### Instruction
Wherever the word "back" shows up in a line, please copy that line.
────────
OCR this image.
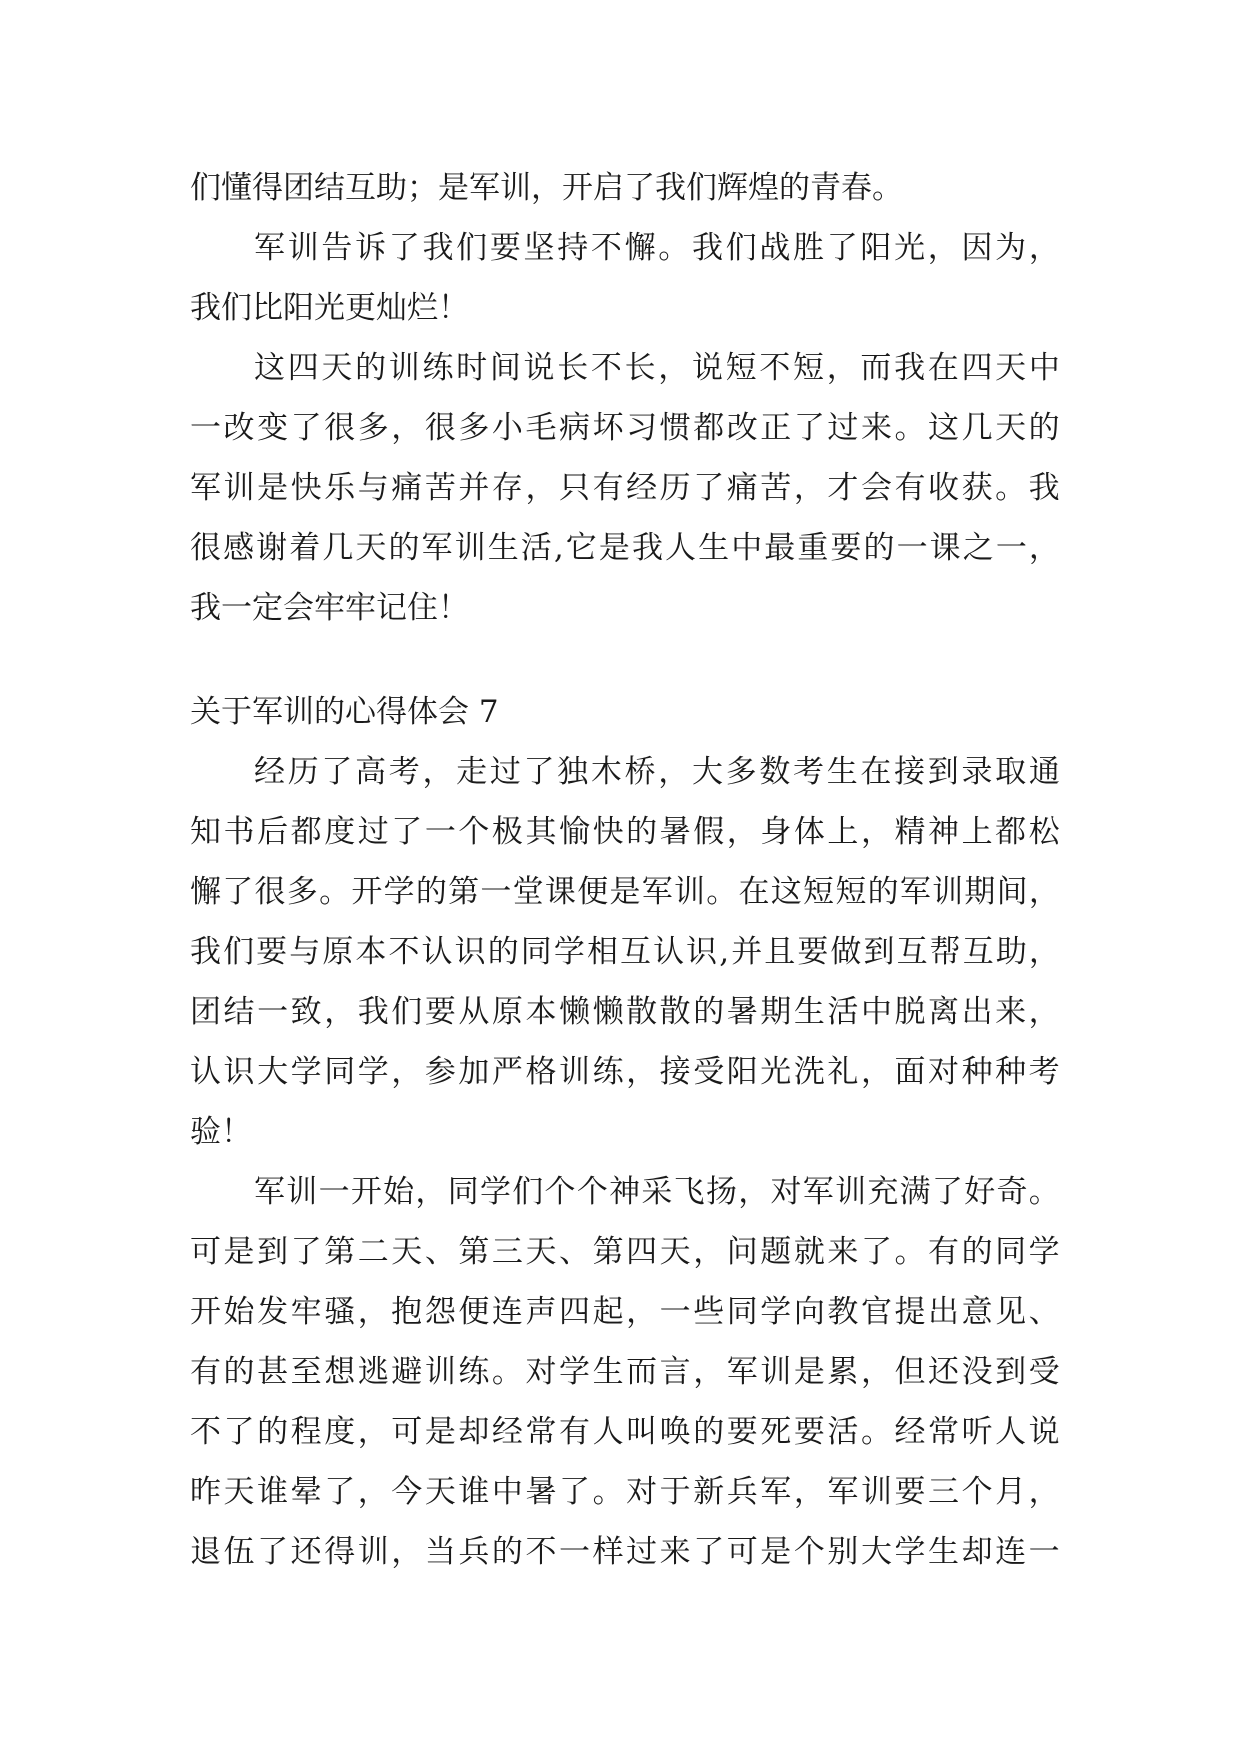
们懂得团结互助；是军训，开启了我们辉煌的青春。
军 训 告 诉 了 我 们 要 坚 持 不 懈 。 我 们 战 胜 了 阳 光 ， 因 为 ，
我们比阳光更灿烂！
这 四 天 的 训 练 时 间 说 长 不 长 ， 说 短 不 短 ， 而 我 在 四 天 中
一 改 变 了 很 多 ， 很 多 小 毛 病 坏 习 惯 都 改 正 了 过 来 。 这 几 天 的
军 训 是 快 乐 与 痛 苦 并 存 ， 只 有 经 历 了 痛 苦 ， 才 会 有 收 获 。 我
很 感 谢 着 几 天 的 军 训 生 活 , 它 是 我 人 生 中 最 重 要 的 一 课 之 一 ，
我一定会牢牢记住！
关于军训的心得体会 7
经 历 了 高 考 ， 走 过 了 独 木 桥 ， 大 多 数 考 生 在 接 到 录 取 通
知 书 后 都 度 过 了 一 个 极 其 愉 快 的 暑 假 ， 身 体 上 ， 精 神 上 都 松
懈 了 很 多 。 开 学 的 第 一 堂 课 便 是 军 训 。 在 这 短 短 的 军 训 期 间 ，
我 们 要 与 原 本 不 认 识 的 同 学 相 互 认 识 , 并 且 要 做 到 互 帮 互 助 ，
团 结 一 致 ， 我 们 要 从 原 本 懒 懒 散 散 的 暑 期 生 活 中 脱 离 出 来 ，
认 识 大 学 同 学 ， 参 加 严 格 训 练 ， 接 受 阳 光 洗 礼 ， 面 对 种 种 考
验！
军 训 一 开 始 ， 同 学 们 个 个 神 采 飞 扬 ， 对 军 训 充 满 了 好 奇 。
可 是 到 了 第 二 天 、 第 三 天 、 第 四 天 ， 问 题 就 来 了 。 有 的 同 学
开 始 发 牢 骚 ， 抱 怨 便 连 声 四 起 ， 一 些 同 学 向 教 官 提 出 意 见 、
有 的 甚 至 想 逃 避 训 练 。 对 学 生 而 言 ， 军 训 是 累 ， 但 还 没 到 受
不 了 的 程 度 ， 可 是 却 经 常 有 人 叫 唤 的 要 死 要 活 。 经 常 听 人 说
昨 天 谁 晕 了 ， 今 天 谁 中 暑 了 。 对 于 新 兵 军 ， 军 训 要 三 个 月 ，
退 伍 了 还 得 训 ， 当 兵 的 不 一 样 过 来 了 可 是 个 别 大 学 生 却 连 一
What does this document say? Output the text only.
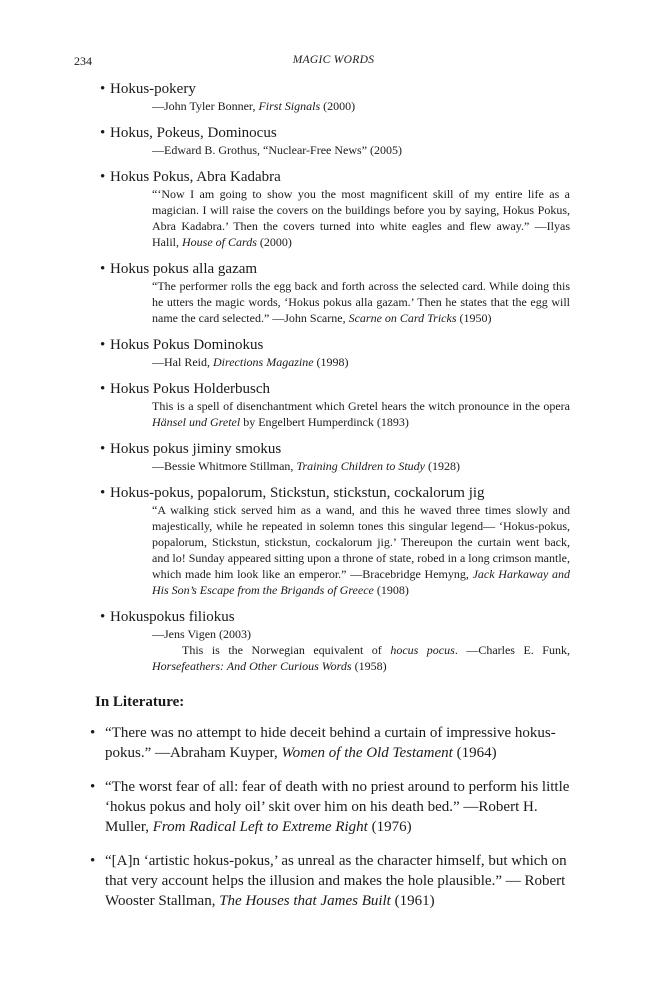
234	MAGIC WORDS
• Hokus-pokery
—John Tyler Bonner, First Signals (2000)
• Hokus, Pokeus, Dominocus
—Edward B. Grothus, “Nuclear-Free News” (2005)
• Hokus Pokus, Abra Kadabra
“‘Now I am going to show you the most magnificent skill of my entire life as a magician. I will raise the covers on the buildings before you by saying, Hokus Pokus, Abra Kadabra.’ Then the covers turned into white eagles and flew away.” —Ilyas Halil, House of Cards (2000)
• Hokus pokus alla gazam
“The performer rolls the egg back and forth across the selected card. While doing this he utters the magic words, ‘Hokus pokus alla gazam.’ Then he states that the egg will name the card selected.” —John Scarne, Scarne on Card Tricks (1950)
• Hokus Pokus Dominokus
—Hal Reid, Directions Magazine (1998)
• Hokus Pokus Holderbusch
This is a spell of disenchantment which Gretel hears the witch pronounce in the opera Hänsel und Gretel by Engelbert Humperdinck (1893)
• Hokus pokus jiminy smokus
—Bessie Whitmore Stillman, Training Children to Study (1928)
• Hokus-pokus, popalorum, Stickstun, stickstun, cockalorum jig
“A walking stick served him as a wand, and this he waved three times slowly and majestically, while he repeated in solemn tones this singular legend— ‘Hokus-pokus, popalorum, Stickstun, stickstun, cockalorum jig.’ Thereupon the curtain went back, and lo! Sunday appeared sitting upon a throne of state, robed in a long crimson mantle, which made him look like an emperor.” —Bracebridge Hemyng, Jack Harkaway and His Son’s Escape from the Brigands of Greece (1908)
• Hokuspokus filiokus
—Jens Vigen (2003)
This is the Norwegian equivalent of hocus pocus. —Charles E. Funk, Horsefeathers: And Other Curious Words (1958)
In Literature:
• “There was no attempt to hide deceit behind a curtain of impressive hokus-pokus.” —Abraham Kuyper, Women of the Old Testament (1964)
• “The worst fear of all: fear of death with no priest around to perform his little ‘hokus pokus and holy oil’ skit over him on his death bed.” —Robert H. Muller, From Radical Left to Extreme Right (1976)
• “[A]n ‘artistic hokus-pokus,’ as unreal as the character himself, but which on that very account helps the illusion and makes the hole plausible.” — Robert Wooster Stallman, The Houses that James Built (1961)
────────
### Output for this task
“The performer rolls the egg back and forth across the selected card. While doing this he utters the magic words, ‘Hokus pokus alla gazam.’ Then he states that the egg will name the card selected.” —John Scarne, Scarne on Card Tricks (1950)
“A walking stick served him as a wand, and this he waved three times slowly and majestically, while he repeated in solemn tones this singular legend— ‘Hokus-pokus, popalorum, Stickstun, stickstun, cockalorum jig.’ Thereupon the curtain went back, and lo! Sunday appeared sitting upon a throne of state, robed in a long crimson mantle, which made him look like an emperor.” —Bracebridge Hemyng, Jack Harkaway and His Son’s Escape from the Brigands of Greece (1908)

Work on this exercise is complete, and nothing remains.